Required task: Identify the lines that contain the string "文献编号" and copy all of them.

Raw data:

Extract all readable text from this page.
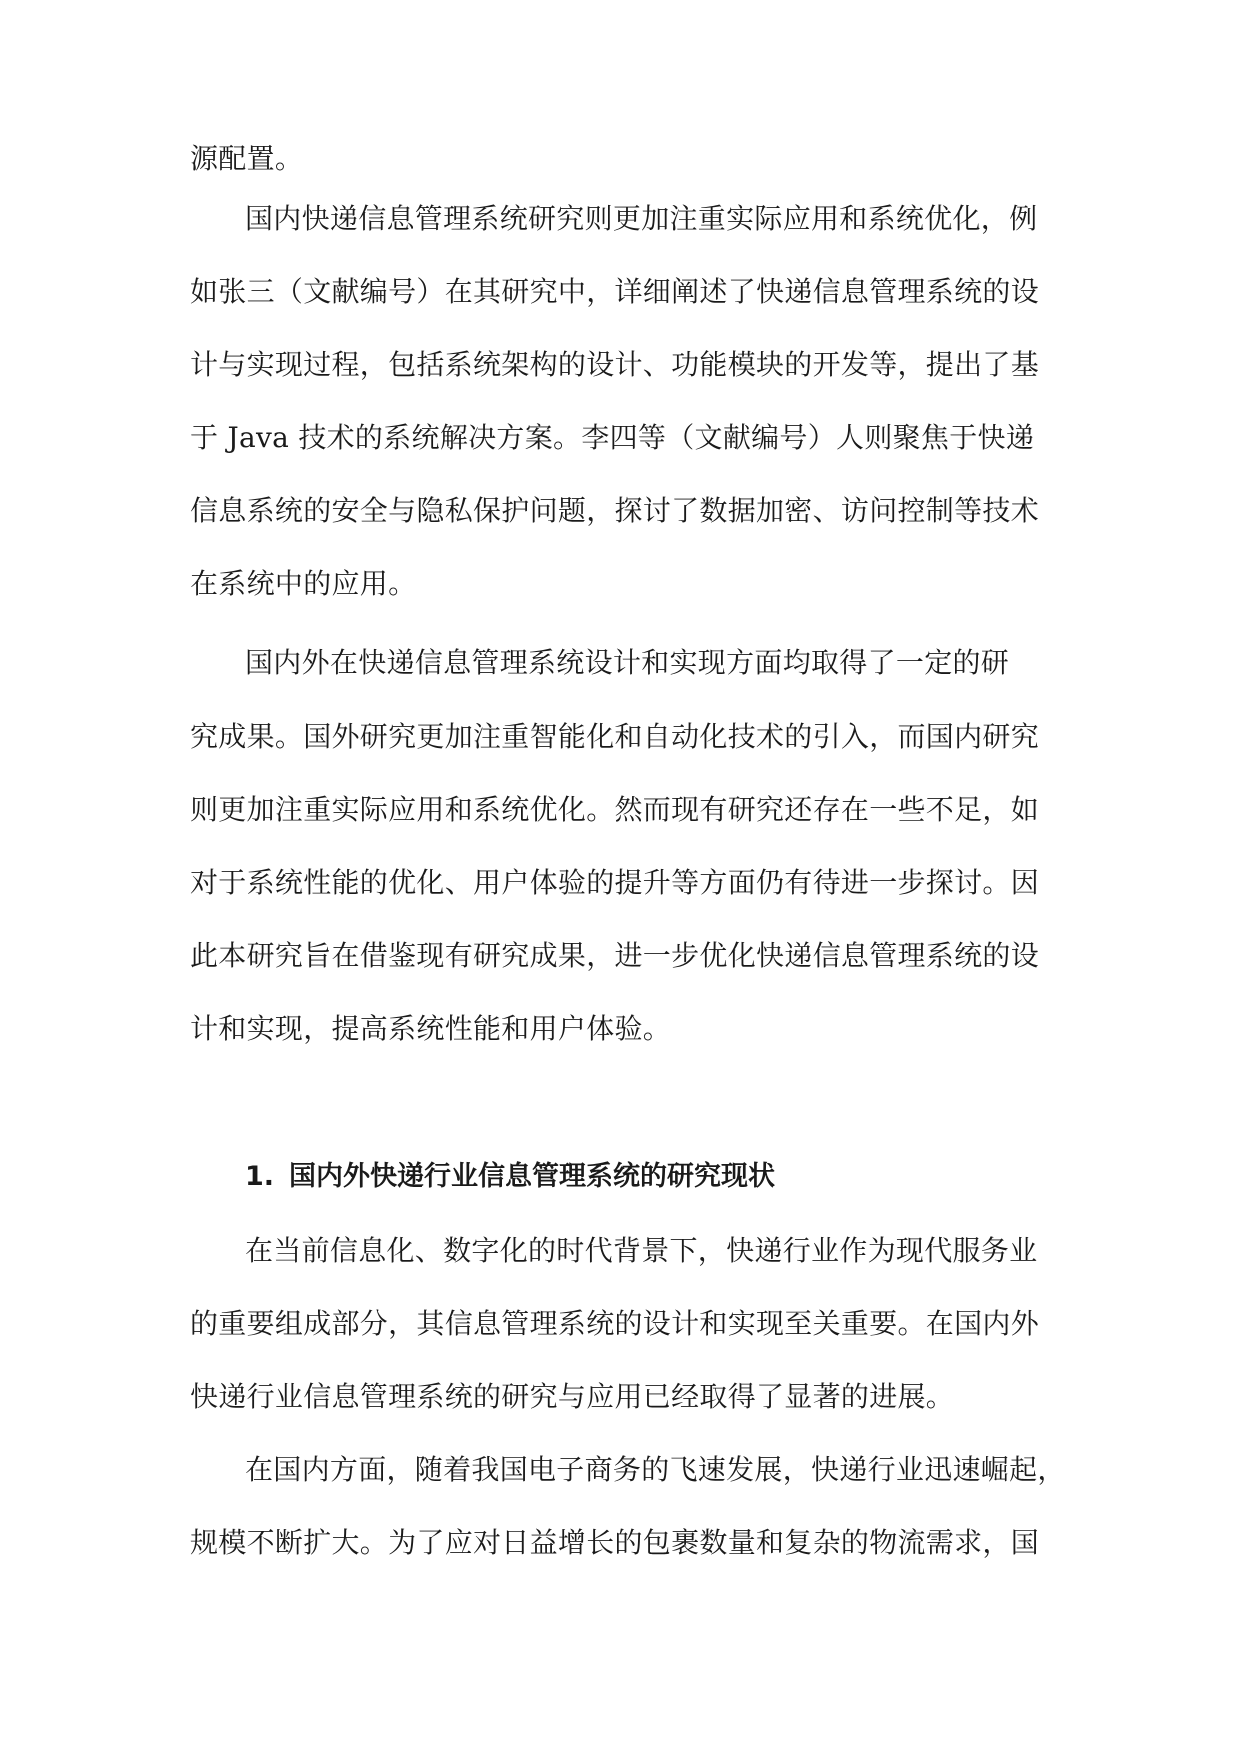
源配置。

国内快递信息管理系统研究则更加注重实际应用和系统优化，例

如张三（文献编号）在其研究中，详细阐述了快递信息管理系统的设

计与实现过程，包括系统架构的设计、功能模块的开发等，提出了基

于 Java 技术的系统解决方案。李四等（文献编号）人则聚焦于快递

信息系统的安全与隐私保护问题，探讨了数据加密、访问控制等技术

在系统中的应用。

国内外在快递信息管理系统设计和实现方面均取得了一定的研

究成果。国外研究更加注重智能化和自动化技术的引入，而国内研究

则更加注重实际应用和系统优化。然而现有研究还存在一些不足，如

对于系统性能的优化、用户体验的提升等方面仍有待进一步探讨。因

此本研究旨在借鉴现有研究成果，进一步优化快递信息管理系统的设

计和实现，提高系统性能和用户体验。

1. 国内外快递行业信息管理系统的研究现状

在当前信息化、数字化的时代背景下，快递行业作为现代服务业

的重要组成部分，其信息管理系统的设计和实现至关重要。在国内外

快递行业信息管理系统的研究与应用已经取得了显著的进展。

在国内方面，随着我国电子商务的飞速发展，快递行业迅速崛起，

规模不断扩大。为了应对日益增长的包裹数量和复杂的物流需求，国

The response:
如张三（文献编号）在其研究中，详细阐述了快递信息管理系统的设
于 Java 技术的系统解决方案。李四等（文献编号）人则聚焦于快递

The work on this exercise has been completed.